(Your objective): Omit the images, then output each of the records below exactly.

(Provided data):
----

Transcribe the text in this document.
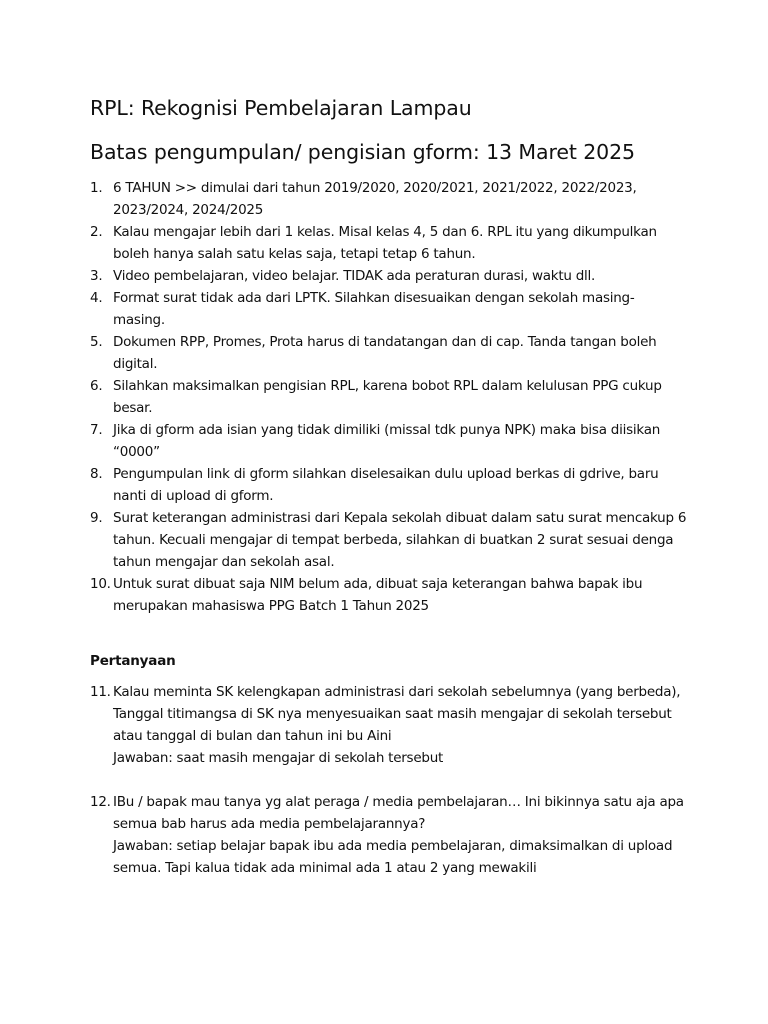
RPL: Rekognisi Pembelajaran Lampau
Batas pengumpulan/ pengisian gform: 13 Maret 2025
1. 6 TAHUN >> dimulai dari tahun 2019/2020, 2020/2021, 2021/2022, 2022/2023,
2023/2024, 2024/2025
2. Kalau mengajar lebih dari 1 kelas. Misal kelas 4, 5 dan 6. RPL itu yang dikumpulkan
boleh hanya salah satu kelas saja, tetapi tetap 6 tahun.
3. Video pembelajaran, video belajar. TIDAK ada peraturan durasi, waktu dll.
4. Format surat tidak ada dari LPTK. Silahkan disesuaikan dengan sekolah masing-
masing.
5. Dokumen RPP, Promes, Prota harus di tandatangan dan di cap. Tanda tangan boleh
digital.
6. Silahkan maksimalkan pengisian RPL, karena bobot RPL dalam kelulusan PPG cukup
besar.
7. Jika di gform ada isian yang tidak dimiliki (missal tdk punya NPK) maka bisa diisikan
“0000”
8. Pengumpulan link di gform silahkan diselesaikan dulu upload berkas di gdrive, baru
nanti di upload di gform.
9. Surat keterangan administrasi dari Kepala sekolah dibuat dalam satu surat mencakup 6
tahun. Kecuali mengajar di tempat berbeda, silahkan di buatkan 2 surat sesuai denga
tahun mengajar dan sekolah asal.
10. Untuk surat dibuat saja NIM belum ada, dibuat saja keterangan bahwa bapak ibu
merupakan mahasiswa PPG Batch 1 Tahun 2025

Pertanyaan

11. Kalau meminta SK kelengkapan administrasi dari sekolah sebelumnya (yang berbeda),
Tanggal titimangsa di SK nya menyesuaikan saat masih mengajar di sekolah tersebut
atau tanggal di bulan dan tahun ini bu Aini
Jawaban: saat masih mengajar di sekolah tersebut
12. IBu / bapak mau tanya yg alat peraga / media pembelajaran… Ini bikinnya satu aja apa
semua bab harus ada media pembelajarannya?
Jawaban: setiap belajar bapak ibu ada media pembelajaran, dimaksimalkan di upload
semua. Tapi kalua tidak ada minimal ada 1 atau 2 yang mewakili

----

(Exercise response):
Transcribe the text in this document.
RPL: Rekognisi Pembelajaran Lampau
Batas pengumpulan/ pengisian gform: 13 Maret 2025
1. 6 TAHUN >> dimulai dari tahun 2019/2020, 2020/2021, 2021/2022, 2022/2023,
2023/2024, 2024/2025
2. Kalau mengajar lebih dari 1 kelas. Misal kelas 4, 5 dan 6. RPL itu yang dikumpulkan
boleh hanya salah satu kelas saja, tetapi tetap 6 tahun.
3. Video pembelajaran, video belajar. TIDAK ada peraturan durasi, waktu dll.
4. Format surat tidak ada dari LPTK. Silahkan disesuaikan dengan sekolah masing-
masing.
5. Dokumen RPP, Promes, Prota harus di tandatangan dan di cap. Tanda tangan boleh
digital.
6. Silahkan maksimalkan pengisian RPL, karena bobot RPL dalam kelulusan PPG cukup
besar.
7. Jika di gform ada isian yang tidak dimiliki (missal tdk punya NPK) maka bisa diisikan
“0000”
8. Pengumpulan link di gform silahkan diselesaikan dulu upload berkas di gdrive, baru
nanti di upload di gform.
9. Surat keterangan administrasi dari Kepala sekolah dibuat dalam satu surat mencakup 6
tahun. Kecuali mengajar di tempat berbeda, silahkan di buatkan 2 surat sesuai denga
tahun mengajar dan sekolah asal.
10. Untuk surat dibuat saja NIM belum ada, dibuat saja keterangan bahwa bapak ibu
merupakan mahasiswa PPG Batch 1 Tahun 2025

Pertanyaan

11. Kalau meminta SK kelengkapan administrasi dari sekolah sebelumnya (yang berbeda),
Tanggal titimangsa di SK nya menyesuaikan saat masih mengajar di sekolah tersebut
atau tanggal di bulan dan tahun ini bu Aini
Jawaban: saat masih mengajar di sekolah tersebut
12. IBu / bapak mau tanya yg alat peraga / media pembelajaran… Ini bikinnya satu aja apa
semua bab harus ada media pembelajarannya?
Jawaban: setiap belajar bapak ibu ada media pembelajaran, dimaksimalkan di upload
semua. Tapi kalua tidak ada minimal ada 1 atau 2 yang mewakili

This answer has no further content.